[Stored data entries]
........

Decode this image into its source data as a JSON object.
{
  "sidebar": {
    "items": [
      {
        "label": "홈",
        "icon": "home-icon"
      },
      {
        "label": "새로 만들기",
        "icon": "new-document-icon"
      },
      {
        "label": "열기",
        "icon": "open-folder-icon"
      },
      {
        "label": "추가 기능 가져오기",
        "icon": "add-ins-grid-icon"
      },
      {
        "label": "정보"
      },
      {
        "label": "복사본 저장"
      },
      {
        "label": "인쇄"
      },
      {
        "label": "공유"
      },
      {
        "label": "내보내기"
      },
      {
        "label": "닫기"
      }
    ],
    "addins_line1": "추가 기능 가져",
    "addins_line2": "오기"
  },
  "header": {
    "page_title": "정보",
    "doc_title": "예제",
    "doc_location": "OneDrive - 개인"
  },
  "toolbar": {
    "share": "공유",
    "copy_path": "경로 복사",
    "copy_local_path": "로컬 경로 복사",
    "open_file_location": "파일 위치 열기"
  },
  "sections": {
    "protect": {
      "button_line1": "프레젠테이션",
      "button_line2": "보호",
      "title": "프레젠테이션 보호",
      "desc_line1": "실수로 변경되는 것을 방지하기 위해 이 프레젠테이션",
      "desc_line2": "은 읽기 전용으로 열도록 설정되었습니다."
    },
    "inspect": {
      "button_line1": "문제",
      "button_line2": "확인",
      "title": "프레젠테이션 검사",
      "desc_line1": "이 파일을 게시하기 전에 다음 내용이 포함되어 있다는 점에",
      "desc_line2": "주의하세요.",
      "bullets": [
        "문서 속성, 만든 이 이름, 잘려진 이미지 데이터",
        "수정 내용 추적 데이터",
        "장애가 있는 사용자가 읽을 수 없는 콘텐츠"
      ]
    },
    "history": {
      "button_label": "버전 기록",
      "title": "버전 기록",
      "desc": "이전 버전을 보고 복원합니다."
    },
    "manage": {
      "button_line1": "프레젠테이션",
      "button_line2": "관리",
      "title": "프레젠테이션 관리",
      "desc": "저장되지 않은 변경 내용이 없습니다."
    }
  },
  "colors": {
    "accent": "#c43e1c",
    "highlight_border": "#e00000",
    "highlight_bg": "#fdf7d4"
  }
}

........

[Exercise directions] Print every record above exactly as written.

[Full answer]
Decode this image into its source data as a JSON object.
{
  "sidebar": {
    "items": [
      {
        "label": "홈",
        "icon": "home-icon"
      },
      {
        "label": "새로 만들기",
        "icon": "new-document-icon"
      },
      {
        "label": "열기",
        "icon": "open-folder-icon"
      },
      {
        "label": "추가 기능 가져오기",
        "icon": "add-ins-grid-icon"
      },
      {
        "label": "정보"
      },
      {
        "label": "복사본 저장"
      },
      {
        "label": "인쇄"
      },
      {
        "label": "공유"
      },
      {
        "label": "내보내기"
      },
      {
        "label": "닫기"
      }
    ],
    "addins_line1": "추가 기능 가져",
    "addins_line2": "오기"
  },
  "header": {
    "page_title": "정보",
    "doc_title": "예제",
    "doc_location": "OneDrive - 개인"
  },
  "toolbar": {
    "share": "공유",
    "copy_path": "경로 복사",
    "copy_local_path": "로컬 경로 복사",
    "open_file_location": "파일 위치 열기"
  },
  "sections": {
    "protect": {
      "button_line1": "프레젠테이션",
      "button_line2": "보호",
      "title": "프레젠테이션 보호",
      "desc_line1": "실수로 변경되는 것을 방지하기 위해 이 프레젠테이션",
      "desc_line2": "은 읽기 전용으로 열도록 설정되었습니다."
    },
    "inspect": {
      "button_line1": "문제",
      "button_line2": "확인",
      "title": "프레젠테이션 검사",
      "desc_line1": "이 파일을 게시하기 전에 다음 내용이 포함되어 있다는 점에",
      "desc_line2": "주의하세요.",
      "bullets": [
        "문서 속성, 만든 이 이름, 잘려진 이미지 데이터",
        "수정 내용 추적 데이터",
        "장애가 있는 사용자가 읽을 수 없는 콘텐츠"
      ]
    },
    "history": {
      "button_label": "버전 기록",
      "title": "버전 기록",
      "desc": "이전 버전을 보고 복원합니다."
    },
    "manage": {
      "button_line1": "프레젠테이션",
      "button_line2": "관리",
      "title": "프레젠테이션 관리",
      "desc": "저장되지 않은 변경 내용이 없습니다."
    }
  },
  "colors": {
    "accent": "#c43e1c",
    "highlight_border": "#e00000",
    "highlight_bg": "#fdf7d4"
  }
}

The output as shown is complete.